** begin Page excerpt **
Thinking about the abject today, I looked them up on Wikipedia. This arose somehow from hearing the phrase ‘wiki waki’ in a Roy Acuff song, ‘I Like Mountain Music’, which I’d been listening to on repeat for about 45 minutes. He had been to Hawaii, you see, or at least he’d been there in the lyrics, and what he was doing in this song was trying to convince us that, though he appreciated the music he heard there, it paled in comparison to the music he knew from home, particularly that, so he tells us, played by a real hillbilly band. So, again, that led to Wikipedia, as all roads lead to Wikipedia. How the word ‘abject’ jumped on board along the way I don’t quite remember (a manifestation of a mindset, no doubt). But look it up, do, wiki it and you’ll see Julia Kristeva hanging out there, just as she seems to hang out in any other sleazy, neglected, obscure area, tossing cigarette butts into the alley over the balcony railings and pretty much dominating the area from on high. Right off the bat she starts in about corpses and the rejection of the maternal and pretty soon I’m mind retching. One respects her though, of course, because if you don’t she’ll pop you in the chops. And then explain away your pain. Smooth, that. Kristevan. Is that a word yet? I Googled it – it kind of is.
** end Page excerpt **
> Work to complete
(1) Condense the paragraph of the essay on the abject that opens with "Thinking about the abject today" into a short summary that keeps its main facts.
(2) Rewrite the part of the records that runs from their start through the line containing "Decompose this screenshot", replacing "passage-text" with "reading-text" and changing nothing else. Leave the pictures out.
The records that come next have no connection to the essay above.
** begin Dataset records **
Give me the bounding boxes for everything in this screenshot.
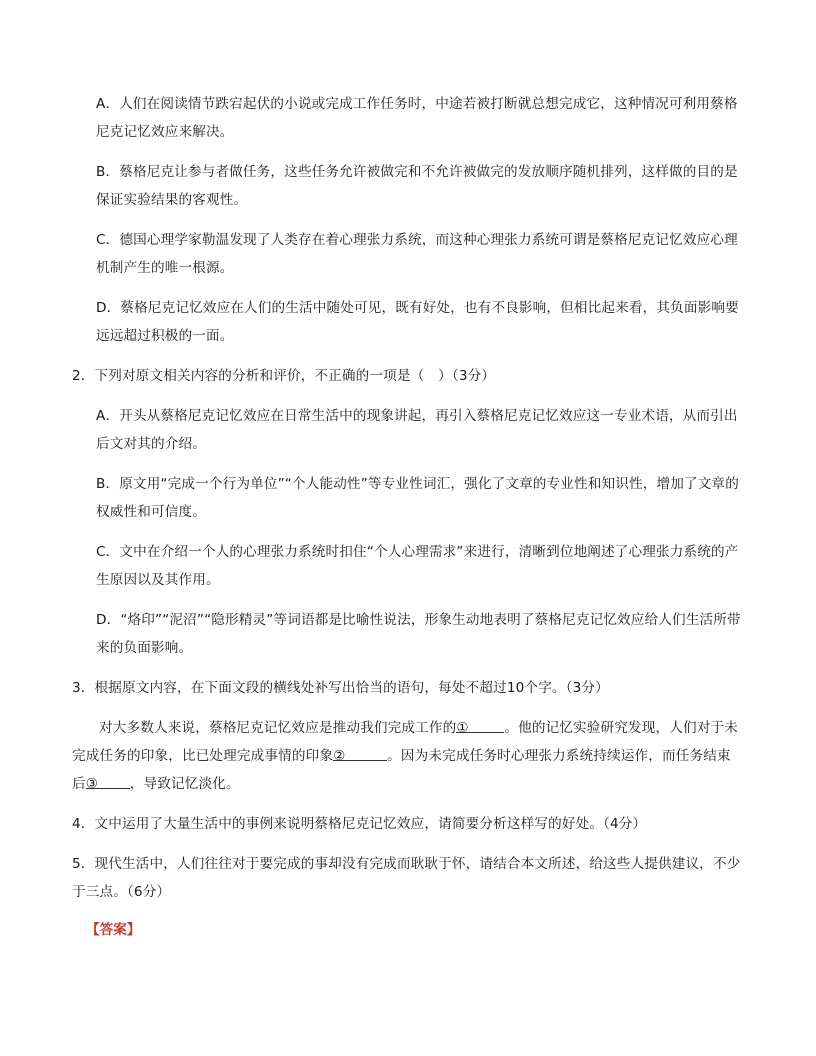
passage-text-1: 对大多数人来说，蔡格尼克记忆效应是推动我们完成工作的 — [99, 720, 457, 736]
passage-text-2: 。他的记忆实验研究发现，人们对于未完成任务的印象，比已处理完成事情的印象 — [72, 720, 738, 764]
question-4-stem: 4．文中运用了大量生活中的事例来说明蔡格尼克记忆效应，请简要分析这样写的好处。（4分） — [72, 816, 647, 832]
q2-option-d: D．“烙印”“泥沼”“隐形精灵”等词语都是比喻性说法，形象生动地表明了蔡格尼克记忆效应给人们生活所带来的负面影响。 — [96, 612, 741, 656]
blank-number-2: ② — [333, 748, 346, 764]
passage-text-4: ，导致记忆淡化。 — [129, 776, 240, 792]
question-3-passage — [72, 714, 742, 798]
question-2-stem: 2．下列对原文相关内容的分析和评价，不正确的一项是（ ）（3分） — [72, 368, 496, 384]
fill-blank-1[interactable] — [456, 714, 504, 736]
blank-number-1: ① — [456, 720, 469, 736]
q1-option-a: A．人们在阅读情节跌宕起伏的小说或完成工作任务时，中途若被打断就总想完成它，这种情况可利用蔡格尼克记忆效应来解决。 — [96, 96, 738, 140]
question-5-stem: 5．现代生活中，人们往往对于要完成的事却没有完成而耿耿于怀，请结合本文所述，给这些人提供建议，不少于三点。（6分） — [72, 856, 741, 900]
q1-option-d: D．蔡格尼克记忆效应在人们的生活中随处可见，既有好处，也有不良影响，但相比起来看，其负面影响要远远超过积极的一面。 — [96, 300, 739, 344]
q1-option-b: B．蔡格尼克让参与者做任务，这些任务允许被做完和不允许被做完的发放顺序随机排列，这样做的目的是保证实验结果的客观性。 — [96, 164, 738, 208]
q2-option-c: C．文中在介绍一个人的心理张力系统时扣住“个人心理需求”来进行，清晰到位地阐述了心理张力系统的产生原因以及其作用。 — [96, 544, 739, 588]
fill-blank-3[interactable] — [85, 770, 130, 792]
q2-option-a: A．开头从蔡格尼克记忆效应在日常生活中的现象讲起，再引入蔡格尼克记忆效应这一专业术语，从而引出后文对其的介绍。 — [96, 408, 738, 452]
q2-option-b: B．原文用“完成一个行为单位”“个人能动性”等专业性词汇，强化了文章的专业性和知识性，增加了文章的权威性和可信度。 — [96, 476, 739, 520]
fill-blank-2[interactable] — [333, 742, 387, 764]
question-3-stem: 3．根据原文内容，在下面文段的横线处补写出恰当的语句，每处不超过10个字。（3分） — [72, 680, 609, 696]
q1-option-c: C．德国心理学家勒温发现了人类存在着心理张力系统，而这种心理张力系统可谓是蔡格尼克记忆效应心理机制产生的唯一根源。 — [96, 232, 738, 276]
answer-label: 【答案】 — [86, 922, 141, 938]
blank-number-3: ③ — [85, 776, 99, 792]
passage-text-3: 。因为未完成任务时心理张力系统持续运作，而任务结束后 — [72, 748, 731, 792]
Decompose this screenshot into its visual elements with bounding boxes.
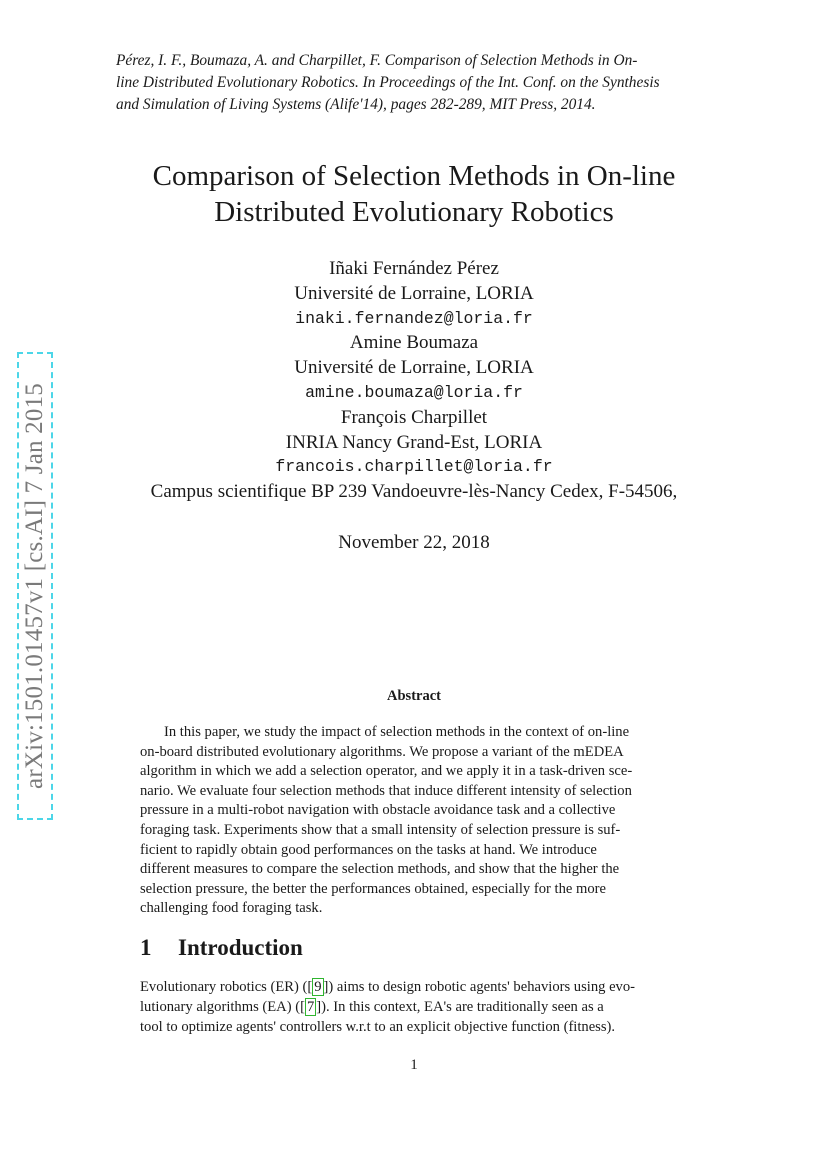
- citation-line: Pérez, I. F., Boumaza, A. and Charpillet, F. Comparison of Selection Methods in On-: [116, 52, 638, 69]
- section-number: 1: [140, 935, 152, 960]
- page-number: 1: [410, 1057, 418, 1073]
- intro-text: Evolutionary robotics (ER) ([: [140, 979, 313, 995]
- abstract-line: challenging food foraging task.: [140, 900, 323, 917]
- author-name: Iñaki Fernández Pérez: [329, 258, 499, 279]
- citation-link[interactable]: 7: [306, 998, 315, 1015]
- author-address: Campus scientifique BP 239 Vandoeuvre-lès-Nancy Cedex, F-54506,: [150, 481, 678, 503]
- intro-text: ]). In this context, EA's are traditionally seen as a: [316, 998, 604, 1015]
- abstract-heading: Abstract: [387, 688, 441, 704]
- intro-text: lutionary algorithms (EA) ([: [140, 998, 305, 1015]
- author-affiliation: INRIA Nancy Grand-Est, LORIA: [285, 431, 543, 453]
- intro-paragraph: [140, 978, 688, 1037]
- intro-line: [140, 978, 688, 998]
- abstract-line: pressure in a multi-robot navigation with obstacle avoidance task and a collective: [140, 802, 616, 819]
- author-email[interactable]: francois.charpillet@loria.fr: [275, 457, 553, 477]
- abstract-body: [140, 723, 688, 919]
- intro-line: [140, 998, 688, 1018]
- section-title: Introduction: [178, 935, 303, 960]
- abstract-line: foraging task. Experiments show that a small intensity of selection pressure is suf-: [140, 821, 621, 838]
- abstract-line: nario. We evaluate four selection methods that induce different intensity of selection: [140, 782, 632, 799]
- title-line: Comparison of Selection Methods in On-line: [152, 160, 676, 192]
- citation-header: [116, 50, 730, 116]
- abstract-line: different measures to compare the selection methods, and show that the higher the: [140, 861, 620, 878]
- citation-line: and Simulation of Living Systems (Alife'14), pages 282-289, MIT Press, 2014.: [116, 96, 596, 113]
- intro-line: tool to optimize agents' controllers w.r.t to an explicit objective function (fitness).: [140, 1018, 616, 1035]
- abstract-line: ficient to rapidly obtain good performances on the tasks at hand. We introduce: [140, 841, 597, 858]
- citation-line: line Distributed Evolutionary Robotics. In Proceedings of the Int. Conf. on the Synthesis: [116, 74, 660, 91]
- paper-title: [100, 158, 728, 230]
- arxiv-stamp-text: arXiv:1501.01457v1 [cs.AI] 7 Jan 2015: [21, 383, 48, 789]
- author-block: [100, 257, 728, 505]
- citation-link[interactable]: 9: [314, 979, 322, 995]
- author-email[interactable]: amine.boumaza@loria.fr: [305, 382, 523, 402]
- arxiv-stamp: [17, 352, 53, 820]
- abstract-line: algorithm in which we add a selection operator, and we apply it in a task-driven sce-: [140, 763, 633, 780]
- intro-text: ]) aims to design robotic agents' behaviors using evo-: [323, 979, 636, 995]
- abstract-line: In this paper, we study the impact of selection methods in the context of on-line: [164, 724, 630, 740]
- author-affiliation: Université de Lorraine, LORIA: [294, 282, 534, 304]
- paper-date: November 22, 2018: [338, 532, 490, 553]
- section-heading: [140, 935, 303, 961]
- author-name: Amine Boumaza: [349, 332, 479, 354]
- abstract-line: selection pressure, the better the performances obtained, especially for the more: [140, 880, 606, 897]
- author-name: François Charpillet: [340, 406, 488, 428]
- title-line: Distributed Evolutionary Robotics: [214, 196, 614, 228]
- author-affiliation: Université de Lorraine, LORIA: [294, 357, 534, 379]
- author-email[interactable]: inaki.fernandez@loria.fr: [295, 308, 533, 328]
- abstract-line: on-board distributed evolutionary algorithms. We propose a variant of the mEDEA: [140, 743, 624, 760]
** end Dataset records **
> Answers
(1) While thinking about the abject, the writer looked it up on Wikipedia. The search grew out of hearing "wiki waki" in Roy Acuff's "I Like Mountain Music," played on repeat for about 45 minutes. In that song, Acuff says the music he heard in Hawaii can't match the music from home, especially that of a real hillbilly band. The writer doesn't quite remember how "abject" came into it. The Wikipedia entry is dominated by Julia Kristeva, pictured as lording over such obscure areas. She starts right away on corpses and the rejection of the maternal, which leaves the writer mentally retching. The writer respects her anyway, jokes that she would hit anyone who didn't and then explain away the pain, and calls this "Kristevan," a word a Google search shows is more or less in use.

(2)
Give me the bounding boxes for everything in this screenshot.
reading-text-1: 对大多数人来说，蔡格尼克记忆效应是推动我们完成工作的 — [99, 720, 457, 736]
reading-text-2: 。他的记忆实验研究发现，人们对于未完成任务的印象，比已处理完成事情的印象 — [72, 720, 738, 764]
question-4-stem: 4．文中运用了大量生活中的事例来说明蔡格尼克记忆效应，请简要分析这样写的好处。（4分） — [72, 816, 647, 832]
q2-option-d: D．“烙印”“泥沼”“隐形精灵”等词语都是比喻性说法，形象生动地表明了蔡格尼克记忆效应给人们生活所带来的负面影响。 — [96, 612, 741, 656]
blank-number-2: ② — [333, 748, 346, 764]
reading-text-4: ，导致记忆淡化。 — [129, 776, 240, 792]
question-3-passage — [72, 714, 742, 798]
question-2-stem: 2．下列对原文相关内容的分析和评价，不正确的一项是（ ）（3分） — [72, 368, 496, 384]
fill-blank-1[interactable] — [456, 714, 504, 736]
blank-number-1: ① — [456, 720, 469, 736]
q1-option-a: A．人们在阅读情节跌宕起伏的小说或完成工作任务时，中途若被打断就总想完成它，这种情况可利用蔡格尼克记忆效应来解决。 — [96, 96, 738, 140]
question-5-stem: 5．现代生活中，人们往往对于要完成的事却没有完成而耿耿于怀，请结合本文所述，给这些人提供建议，不少于三点。（6分） — [72, 856, 741, 900]
q1-option-d: D．蔡格尼克记忆效应在人们的生活中随处可见，既有好处，也有不良影响，但相比起来看，其负面影响要远远超过积极的一面。 — [96, 300, 739, 344]
q1-option-b: B．蔡格尼克让参与者做任务，这些任务允许被做完和不允许被做完的发放顺序随机排列，这样做的目的是保证实验结果的客观性。 — [96, 164, 738, 208]
q2-option-c: C．文中在介绍一个人的心理张力系统时扣住“个人心理需求”来进行，清晰到位地阐述了心理张力系统的产生原因以及其作用。 — [96, 544, 739, 588]
fill-blank-3[interactable] — [85, 770, 130, 792]
q2-option-a: A．开头从蔡格尼克记忆效应在日常生活中的现象讲起，再引入蔡格尼克记忆效应这一专业术语，从而引出后文对其的介绍。 — [96, 408, 738, 452]
q2-option-b: B．原文用“完成一个行为单位”“个人能动性”等专业性词汇，强化了文章的专业性和知识性，增加了文章的权威性和可信度。 — [96, 476, 739, 520]
fill-blank-2[interactable] — [333, 742, 387, 764]
question-3-stem: 3．根据原文内容，在下面文段的横线处补写出恰当的语句，每处不超过10个字。（3分） — [72, 680, 609, 696]
q1-option-c: C．德国心理学家勒温发现了人类存在着心理张力系统，而这种心理张力系统可谓是蔡格尼克记忆效应心理机制产生的唯一根源。 — [96, 232, 738, 276]
answer-label: 【答案】 — [86, 922, 141, 938]
blank-number-3: ③ — [85, 776, 99, 792]
reading-text-3: 。因为未完成任务时心理张力系统持续运作，而任务结束后 — [72, 748, 731, 792]
Decompose this screenshot into its visual elements with bounding boxes.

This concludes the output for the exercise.